## begin SOURCE RECORDS

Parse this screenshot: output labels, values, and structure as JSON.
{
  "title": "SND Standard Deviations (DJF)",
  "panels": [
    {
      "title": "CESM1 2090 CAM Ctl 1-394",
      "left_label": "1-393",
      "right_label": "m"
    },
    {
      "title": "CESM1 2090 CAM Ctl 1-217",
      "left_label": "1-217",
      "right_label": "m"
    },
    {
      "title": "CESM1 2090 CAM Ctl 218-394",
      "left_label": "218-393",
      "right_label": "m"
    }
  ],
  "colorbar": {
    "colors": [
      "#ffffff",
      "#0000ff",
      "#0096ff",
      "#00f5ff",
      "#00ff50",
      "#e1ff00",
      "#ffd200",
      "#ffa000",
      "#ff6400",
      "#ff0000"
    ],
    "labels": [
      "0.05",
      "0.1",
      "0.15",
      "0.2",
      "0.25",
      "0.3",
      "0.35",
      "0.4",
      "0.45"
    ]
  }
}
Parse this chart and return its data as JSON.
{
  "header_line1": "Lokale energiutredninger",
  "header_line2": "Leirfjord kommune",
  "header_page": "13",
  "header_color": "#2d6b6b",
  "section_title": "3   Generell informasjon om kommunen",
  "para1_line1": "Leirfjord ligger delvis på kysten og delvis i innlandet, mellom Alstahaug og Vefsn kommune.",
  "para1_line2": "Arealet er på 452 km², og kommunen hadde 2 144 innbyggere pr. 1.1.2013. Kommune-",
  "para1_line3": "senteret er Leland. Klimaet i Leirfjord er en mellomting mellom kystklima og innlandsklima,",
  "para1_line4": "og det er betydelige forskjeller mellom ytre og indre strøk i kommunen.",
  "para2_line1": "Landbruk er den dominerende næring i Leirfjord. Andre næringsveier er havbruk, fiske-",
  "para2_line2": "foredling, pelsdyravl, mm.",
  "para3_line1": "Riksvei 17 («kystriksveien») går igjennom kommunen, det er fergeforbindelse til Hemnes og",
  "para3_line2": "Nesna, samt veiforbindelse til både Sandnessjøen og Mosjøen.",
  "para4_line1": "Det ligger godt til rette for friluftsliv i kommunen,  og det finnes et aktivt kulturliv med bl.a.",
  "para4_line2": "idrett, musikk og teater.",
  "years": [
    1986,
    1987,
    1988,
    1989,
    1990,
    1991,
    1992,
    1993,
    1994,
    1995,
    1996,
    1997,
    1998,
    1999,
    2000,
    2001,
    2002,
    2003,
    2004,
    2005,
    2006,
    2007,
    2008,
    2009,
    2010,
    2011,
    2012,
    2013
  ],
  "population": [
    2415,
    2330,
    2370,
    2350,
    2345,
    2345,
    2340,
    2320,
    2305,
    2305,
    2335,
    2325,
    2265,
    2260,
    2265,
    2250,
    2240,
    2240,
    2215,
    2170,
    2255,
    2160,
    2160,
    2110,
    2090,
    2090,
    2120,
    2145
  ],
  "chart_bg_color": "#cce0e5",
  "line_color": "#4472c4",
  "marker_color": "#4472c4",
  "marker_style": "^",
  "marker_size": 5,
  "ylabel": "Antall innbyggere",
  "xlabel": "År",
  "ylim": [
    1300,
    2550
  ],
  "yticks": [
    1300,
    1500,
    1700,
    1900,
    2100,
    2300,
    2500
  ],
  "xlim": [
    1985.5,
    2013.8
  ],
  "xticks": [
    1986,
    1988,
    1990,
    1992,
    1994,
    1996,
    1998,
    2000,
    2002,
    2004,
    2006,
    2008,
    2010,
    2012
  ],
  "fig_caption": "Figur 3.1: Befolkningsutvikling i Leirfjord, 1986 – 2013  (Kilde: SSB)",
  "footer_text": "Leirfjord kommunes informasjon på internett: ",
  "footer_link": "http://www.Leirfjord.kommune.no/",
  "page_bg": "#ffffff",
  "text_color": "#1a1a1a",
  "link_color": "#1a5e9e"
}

## end SOURCE RECORDS

#### WHAT YOU HAVE TO DO:
Transcribe the data. Leave every line exactly as it is.

#### CORRECT OUTPUT:
Parse this screenshot: output labels, values, and structure as JSON.
{
  "title": "SND Standard Deviations (DJF)",
  "panels": [
    {
      "title": "CESM1 2090 CAM Ctl 1-394",
      "left_label": "1-393",
      "right_label": "m"
    },
    {
      "title": "CESM1 2090 CAM Ctl 1-217",
      "left_label": "1-217",
      "right_label": "m"
    },
    {
      "title": "CESM1 2090 CAM Ctl 218-394",
      "left_label": "218-393",
      "right_label": "m"
    }
  ],
  "colorbar": {
    "colors": [
      "#ffffff",
      "#0000ff",
      "#0096ff",
      "#00f5ff",
      "#00ff50",
      "#e1ff00",
      "#ffd200",
      "#ffa000",
      "#ff6400",
      "#ff0000"
    ],
    "labels": [
      "0.05",
      "0.1",
      "0.15",
      "0.2",
      "0.25",
      "0.3",
      "0.35",
      "0.4",
      "0.45"
    ]
  }
}
Parse this chart and return its data as JSON.
{
  "header_line1": "Lokale energiutredninger",
  "header_line2": "Leirfjord kommune",
  "header_page": "13",
  "header_color": "#2d6b6b",
  "section_title": "3   Generell informasjon om kommunen",
  "para1_line1": "Leirfjord ligger delvis på kysten og delvis i innlandet, mellom Alstahaug og Vefsn kommune.",
  "para1_line2": "Arealet er på 452 km², og kommunen hadde 2 144 innbyggere pr. 1.1.2013. Kommune-",
  "para1_line3": "senteret er Leland. Klimaet i Leirfjord er en mellomting mellom kystklima og innlandsklima,",
  "para1_line4": "og det er betydelige forskjeller mellom ytre og indre strøk i kommunen.",
  "para2_line1": "Landbruk er den dominerende næring i Leirfjord. Andre næringsveier er havbruk, fiske-",
  "para2_line2": "foredling, pelsdyravl, mm.",
  "para3_line1": "Riksvei 17 («kystriksveien») går igjennom kommunen, det er fergeforbindelse til Hemnes og",
  "para3_line2": "Nesna, samt veiforbindelse til både Sandnessjøen og Mosjøen.",
  "para4_line1": "Det ligger godt til rette for friluftsliv i kommunen,  og det finnes et aktivt kulturliv med bl.a.",
  "para4_line2": "idrett, musikk og teater.",
  "years": [
    1986,
    1987,
    1988,
    1989,
    1990,
    1991,
    1992,
    1993,
    1994,
    1995,
    1996,
    1997,
    1998,
    1999,
    2000,
    2001,
    2002,
    2003,
    2004,
    2005,
    2006,
    2007,
    2008,
    2009,
    2010,
    2011,
    2012,
    2013
  ],
  "population": [
    2415,
    2330,
    2370,
    2350,
    2345,
    2345,
    2340,
    2320,
    2305,
    2305,
    2335,
    2325,
    2265,
    2260,
    2265,
    2250,
    2240,
    2240,
    2215,
    2170,
    2255,
    2160,
    2160,
    2110,
    2090,
    2090,
    2120,
    2145
  ],
  "chart_bg_color": "#cce0e5",
  "line_color": "#4472c4",
  "marker_color": "#4472c4",
  "marker_style": "^",
  "marker_size": 5,
  "ylabel": "Antall innbyggere",
  "xlabel": "År",
  "ylim": [
    1300,
    2550
  ],
  "yticks": [
    1300,
    1500,
    1700,
    1900,
    2100,
    2300,
    2500
  ],
  "xlim": [
    1985.5,
    2013.8
  ],
  "xticks": [
    1986,
    1988,
    1990,
    1992,
    1994,
    1996,
    1998,
    2000,
    2002,
    2004,
    2006,
    2008,
    2010,
    2012
  ],
  "fig_caption": "Figur 3.1: Befolkningsutvikling i Leirfjord, 1986 – 2013  (Kilde: SSB)",
  "footer_text": "Leirfjord kommunes informasjon på internett: ",
  "footer_link": "http://www.Leirfjord.kommune.no/",
  "page_bg": "#ffffff",
  "text_color": "#1a1a1a",
  "link_color": "#1a5e9e"
}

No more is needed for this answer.